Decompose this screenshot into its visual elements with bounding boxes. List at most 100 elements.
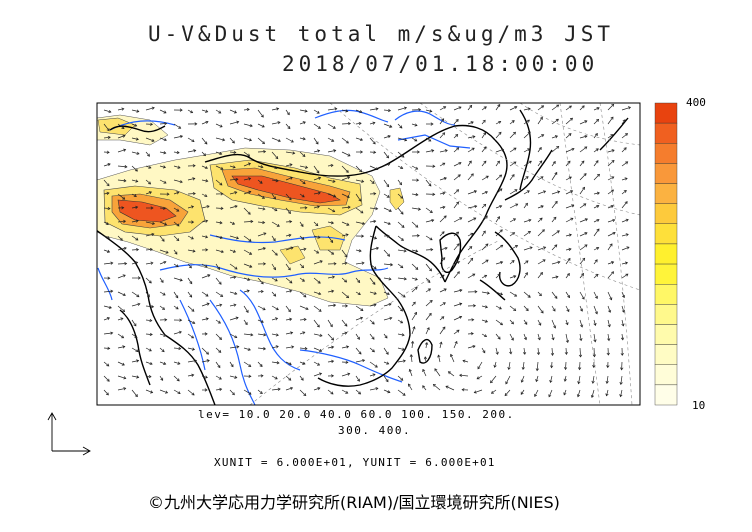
wind-arrow — [439, 231, 445, 237]
wind-arrowhead — [277, 139, 281, 143]
wind-arrowhead — [428, 268, 432, 272]
wind-arrowhead — [605, 393, 609, 397]
wind-arrowhead — [345, 360, 349, 364]
wind-arrow — [453, 261, 460, 265]
wind-arrowhead — [552, 160, 556, 165]
wind-arrow — [285, 387, 293, 391]
wind-arrowhead — [204, 141, 208, 145]
wind-arrowhead — [514, 293, 518, 297]
wind-arrow — [383, 347, 389, 355]
wind-arrowhead — [552, 308, 556, 312]
wind-arrowhead — [422, 385, 426, 389]
wind-arrow — [285, 375, 292, 381]
wind-arrow — [159, 109, 167, 114]
wind-arrow — [593, 333, 596, 342]
wind-arrow — [201, 360, 210, 363]
wind-arrowhead — [260, 289, 264, 294]
wind-arrow — [229, 205, 238, 209]
wind-arrowhead — [527, 294, 531, 298]
wind-arrowhead — [595, 273, 599, 277]
wind-arrow — [551, 216, 557, 223]
wind-arrow — [341, 123, 351, 125]
wind-arrowhead — [410, 340, 415, 344]
wind-arrowhead — [521, 366, 525, 371]
wind-arrowhead — [471, 147, 475, 151]
wind-arrowhead — [345, 169, 349, 173]
wind-arrow — [397, 291, 406, 298]
wind-arrowhead — [192, 164, 196, 168]
wind-arrow — [607, 271, 614, 279]
wind-arrow — [355, 317, 363, 321]
wind-arrowhead — [459, 373, 463, 377]
wind-arrowhead — [626, 246, 630, 250]
wind-arrowhead — [234, 191, 238, 195]
wind-arrow — [495, 174, 502, 181]
wind-arrowhead — [219, 182, 223, 186]
wind-arrow — [579, 273, 584, 279]
wind-arrowhead — [537, 337, 541, 341]
wind-arrow — [257, 207, 265, 210]
wind-arrowhead — [236, 345, 240, 349]
wind-arrowhead — [430, 247, 434, 252]
wind-arrow — [201, 121, 209, 125]
wind-arrowhead — [371, 321, 375, 325]
wind-arrow — [313, 372, 322, 377]
wind-arrowhead — [135, 261, 139, 265]
wind-arrow — [537, 272, 543, 279]
wind-arrow — [425, 179, 432, 187]
wind-arrowhead — [403, 277, 407, 281]
wind-arrowhead — [455, 134, 459, 138]
wind-arrowhead — [262, 207, 266, 211]
wind-arrow — [201, 151, 206, 156]
wind-arrowhead — [442, 326, 446, 330]
wind-arrowhead — [375, 246, 380, 250]
wind-arrow — [537, 134, 544, 139]
wind-arrowhead — [331, 337, 335, 341]
wind-arrowhead — [204, 194, 208, 198]
wind-arrow — [159, 249, 169, 254]
wind-arrowhead — [300, 223, 304, 227]
wind-arrowhead — [150, 206, 154, 210]
wind-arrowhead — [563, 392, 567, 396]
wind-arrow — [187, 206, 194, 209]
wind-arrowhead — [493, 364, 497, 368]
wind-arrow — [369, 333, 375, 340]
wind-arrowhead — [416, 178, 420, 182]
wind-arrow — [215, 249, 224, 253]
wind-arrow — [438, 355, 441, 363]
wind-arrowhead — [567, 160, 571, 164]
wind-arrow — [243, 235, 252, 242]
wind-arrowhead — [188, 265, 192, 269]
wind-arrow — [201, 205, 210, 209]
wind-arrowhead — [331, 345, 335, 349]
wind-arrow — [439, 247, 448, 251]
wind-arrowhead — [247, 347, 251, 351]
wind-arrow — [271, 207, 278, 212]
wind-arrowhead — [428, 138, 432, 142]
wind-arrowhead — [178, 125, 182, 129]
wind-arrow — [565, 319, 569, 325]
wind-arrowhead — [443, 215, 447, 219]
wind-arrow — [521, 375, 525, 383]
wind-arrowhead — [359, 110, 363, 114]
wind-arrowhead — [372, 373, 376, 377]
wind-arrow — [271, 165, 277, 169]
wind-arrow — [383, 163, 390, 167]
wind-arrowhead — [441, 231, 445, 235]
wind-arrowhead — [473, 390, 477, 394]
wind-arrowhead — [426, 327, 430, 331]
wind-arrow — [621, 273, 629, 279]
wind-arrow — [523, 319, 528, 325]
wind-arrowhead — [175, 295, 179, 299]
wind-arrow — [103, 123, 110, 131]
wind-arrowhead — [593, 339, 597, 343]
wind-arrow — [215, 319, 221, 324]
wind-arrow — [537, 246, 546, 251]
wind-arrowhead — [373, 219, 377, 224]
wind-arrow — [425, 219, 434, 223]
wind-arrowhead — [333, 303, 337, 307]
wind-arrowhead — [162, 292, 166, 296]
wind-arrow — [285, 290, 292, 293]
wind-arrowhead — [486, 291, 490, 295]
wind-arrow — [397, 319, 403, 324]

************

OBJECTIVE –
Retype every row above character for character, leaving the picture out.

FINAL ANSWER –
Decompose this screenshot into its visual elements with bounding boxes. List at most 100 elements.
wind-arrow — [439, 231, 445, 237]
wind-arrowhead — [277, 139, 281, 143]
wind-arrowhead — [428, 268, 432, 272]
wind-arrowhead — [605, 393, 609, 397]
wind-arrowhead — [345, 360, 349, 364]
wind-arrow — [453, 261, 460, 265]
wind-arrowhead — [552, 160, 556, 165]
wind-arrow — [285, 387, 293, 391]
wind-arrowhead — [204, 141, 208, 145]
wind-arrowhead — [514, 293, 518, 297]
wind-arrow — [383, 347, 389, 355]
wind-arrowhead — [552, 308, 556, 312]
wind-arrowhead — [422, 385, 426, 389]
wind-arrow — [285, 375, 292, 381]
wind-arrow — [159, 109, 167, 114]
wind-arrow — [593, 333, 596, 342]
wind-arrow — [201, 360, 210, 363]
wind-arrowhead — [260, 289, 264, 294]
wind-arrow — [229, 205, 238, 209]
wind-arrowhead — [527, 294, 531, 298]
wind-arrowhead — [595, 273, 599, 277]
wind-arrow — [551, 216, 557, 223]
wind-arrow — [341, 123, 351, 125]
wind-arrowhead — [410, 340, 415, 344]
wind-arrowhead — [521, 366, 525, 371]
wind-arrowhead — [471, 147, 475, 151]
wind-arrowhead — [345, 169, 349, 173]
wind-arrow — [397, 291, 406, 298]
wind-arrowhead — [192, 164, 196, 168]
wind-arrow — [607, 271, 614, 279]
wind-arrow — [355, 317, 363, 321]
wind-arrowhead — [459, 373, 463, 377]
wind-arrowhead — [626, 246, 630, 250]
wind-arrowhead — [234, 191, 238, 195]
wind-arrow — [495, 174, 502, 181]
wind-arrowhead — [219, 182, 223, 186]
wind-arrow — [579, 273, 584, 279]
wind-arrowhead — [537, 337, 541, 341]
wind-arrow — [257, 207, 265, 210]
wind-arrowhead — [236, 345, 240, 349]
wind-arrowhead — [430, 247, 434, 252]
wind-arrow — [201, 121, 209, 125]
wind-arrowhead — [371, 321, 375, 325]
wind-arrow — [313, 372, 322, 377]
wind-arrowhead — [135, 261, 139, 265]
wind-arrow — [537, 272, 543, 279]
wind-arrow — [425, 179, 432, 187]
wind-arrowhead — [403, 277, 407, 281]
wind-arrowhead — [455, 134, 459, 138]
wind-arrowhead — [262, 207, 266, 211]
wind-arrow — [201, 151, 206, 156]
wind-arrowhead — [442, 326, 446, 330]
wind-arrowhead — [375, 246, 380, 250]
wind-arrow — [537, 134, 544, 139]
wind-arrowhead — [331, 337, 335, 341]
wind-arrowhead — [204, 194, 208, 198]
wind-arrow — [159, 249, 169, 254]
wind-arrowhead — [300, 223, 304, 227]
wind-arrowhead — [150, 206, 154, 210]
wind-arrowhead — [563, 392, 567, 396]
wind-arrow — [187, 206, 194, 209]
wind-arrowhead — [493, 364, 497, 368]
wind-arrow — [369, 333, 375, 340]
wind-arrowhead — [416, 178, 420, 182]
wind-arrow — [215, 249, 224, 253]
wind-arrow — [438, 355, 441, 363]
wind-arrowhead — [567, 160, 571, 164]
wind-arrow — [243, 235, 252, 242]
wind-arrowhead — [188, 265, 192, 269]
wind-arrow — [201, 205, 210, 209]
wind-arrowhead — [331, 345, 335, 349]
wind-arrow — [439, 247, 448, 251]
wind-arrowhead — [247, 347, 251, 351]
wind-arrow — [271, 207, 278, 212]
wind-arrowhead — [428, 138, 432, 142]
wind-arrowhead — [178, 125, 182, 129]
wind-arrow — [565, 319, 569, 325]
wind-arrowhead — [443, 215, 447, 219]
wind-arrow — [521, 375, 525, 383]
wind-arrowhead — [359, 110, 363, 114]
wind-arrowhead — [372, 373, 376, 377]
wind-arrow — [271, 165, 277, 169]
wind-arrow — [383, 163, 390, 167]
wind-arrowhead — [441, 231, 445, 235]
wind-arrowhead — [473, 390, 477, 394]
wind-arrowhead — [426, 327, 430, 331]
wind-arrow — [621, 273, 629, 279]
wind-arrow — [523, 319, 528, 325]
wind-arrowhead — [175, 295, 179, 299]
wind-arrow — [103, 123, 110, 131]
wind-arrowhead — [593, 339, 597, 343]
wind-arrow — [215, 319, 221, 324]
wind-arrow — [537, 246, 546, 251]
wind-arrowhead — [373, 219, 377, 224]
wind-arrow — [425, 219, 434, 223]
wind-arrowhead — [333, 303, 337, 307]
wind-arrowhead — [162, 292, 166, 296]
wind-arrow — [285, 290, 292, 293]
wind-arrowhead — [486, 291, 490, 295]
wind-arrow — [397, 319, 403, 324]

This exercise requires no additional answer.